[Data rows]:
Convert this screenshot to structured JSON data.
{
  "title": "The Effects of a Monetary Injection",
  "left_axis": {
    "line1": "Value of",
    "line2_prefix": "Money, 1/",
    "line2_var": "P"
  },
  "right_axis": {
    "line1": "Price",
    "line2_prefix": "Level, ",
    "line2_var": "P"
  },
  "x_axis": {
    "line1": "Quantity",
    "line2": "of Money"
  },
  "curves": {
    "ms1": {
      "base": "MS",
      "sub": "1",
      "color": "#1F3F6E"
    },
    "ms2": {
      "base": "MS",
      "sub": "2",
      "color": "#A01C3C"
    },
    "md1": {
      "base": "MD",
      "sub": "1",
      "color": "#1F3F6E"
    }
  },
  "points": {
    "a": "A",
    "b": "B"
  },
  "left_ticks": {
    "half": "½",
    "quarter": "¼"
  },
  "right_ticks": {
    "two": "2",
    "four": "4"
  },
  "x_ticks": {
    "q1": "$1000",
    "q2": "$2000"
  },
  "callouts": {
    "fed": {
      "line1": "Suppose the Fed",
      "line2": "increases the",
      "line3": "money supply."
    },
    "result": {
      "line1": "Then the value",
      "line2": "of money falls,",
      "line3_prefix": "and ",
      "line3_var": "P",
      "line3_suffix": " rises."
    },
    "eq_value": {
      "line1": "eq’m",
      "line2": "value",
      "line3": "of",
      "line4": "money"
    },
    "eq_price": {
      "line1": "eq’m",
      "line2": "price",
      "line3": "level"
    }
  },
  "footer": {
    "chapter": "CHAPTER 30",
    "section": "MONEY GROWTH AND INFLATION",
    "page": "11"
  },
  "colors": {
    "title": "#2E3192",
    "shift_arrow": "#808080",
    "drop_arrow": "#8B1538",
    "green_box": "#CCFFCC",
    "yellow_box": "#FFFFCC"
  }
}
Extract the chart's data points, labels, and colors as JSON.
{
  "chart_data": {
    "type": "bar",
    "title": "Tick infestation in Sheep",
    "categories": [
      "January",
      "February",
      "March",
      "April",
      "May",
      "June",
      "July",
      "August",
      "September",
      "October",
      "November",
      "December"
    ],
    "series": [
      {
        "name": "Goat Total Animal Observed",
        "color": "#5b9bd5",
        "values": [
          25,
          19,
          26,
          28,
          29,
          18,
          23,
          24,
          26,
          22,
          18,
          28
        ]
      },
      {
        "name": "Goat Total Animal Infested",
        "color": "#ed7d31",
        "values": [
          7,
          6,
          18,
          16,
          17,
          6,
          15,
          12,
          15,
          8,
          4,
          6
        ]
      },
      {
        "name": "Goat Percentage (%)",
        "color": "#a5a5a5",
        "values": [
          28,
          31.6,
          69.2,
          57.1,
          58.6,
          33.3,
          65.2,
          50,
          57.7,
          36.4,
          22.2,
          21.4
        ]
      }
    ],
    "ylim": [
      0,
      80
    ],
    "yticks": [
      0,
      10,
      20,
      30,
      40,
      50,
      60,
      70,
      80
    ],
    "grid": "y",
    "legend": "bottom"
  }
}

[Task description]: Repeat only the lines running from the line that contains "Extract the chart's" through the last line above, inclusive.

[Written response]:
Extract the chart's data points, labels, and colors as JSON.
{
  "chart_data": {
    "type": "bar",
    "title": "Tick infestation in Sheep",
    "categories": [
      "January",
      "February",
      "March",
      "April",
      "May",
      "June",
      "July",
      "August",
      "September",
      "October",
      "November",
      "December"
    ],
    "series": [
      {
        "name": "Goat Total Animal Observed",
        "color": "#5b9bd5",
        "values": [
          25,
          19,
          26,
          28,
          29,
          18,
          23,
          24,
          26,
          22,
          18,
          28
        ]
      },
      {
        "name": "Goat Total Animal Infested",
        "color": "#ed7d31",
        "values": [
          7,
          6,
          18,
          16,
          17,
          6,
          15,
          12,
          15,
          8,
          4,
          6
        ]
      },
      {
        "name": "Goat Percentage (%)",
        "color": "#a5a5a5",
        "values": [
          28,
          31.6,
          69.2,
          57.1,
          58.6,
          33.3,
          65.2,
          50,
          57.7,
          36.4,
          22.2,
          21.4
        ]
      }
    ],
    "ylim": [
      0,
      80
    ],
    "yticks": [
      0,
      10,
      20,
      30,
      40,
      50,
      60,
      70,
      80
    ],
    "grid": "y",
    "legend": "bottom"
  }
}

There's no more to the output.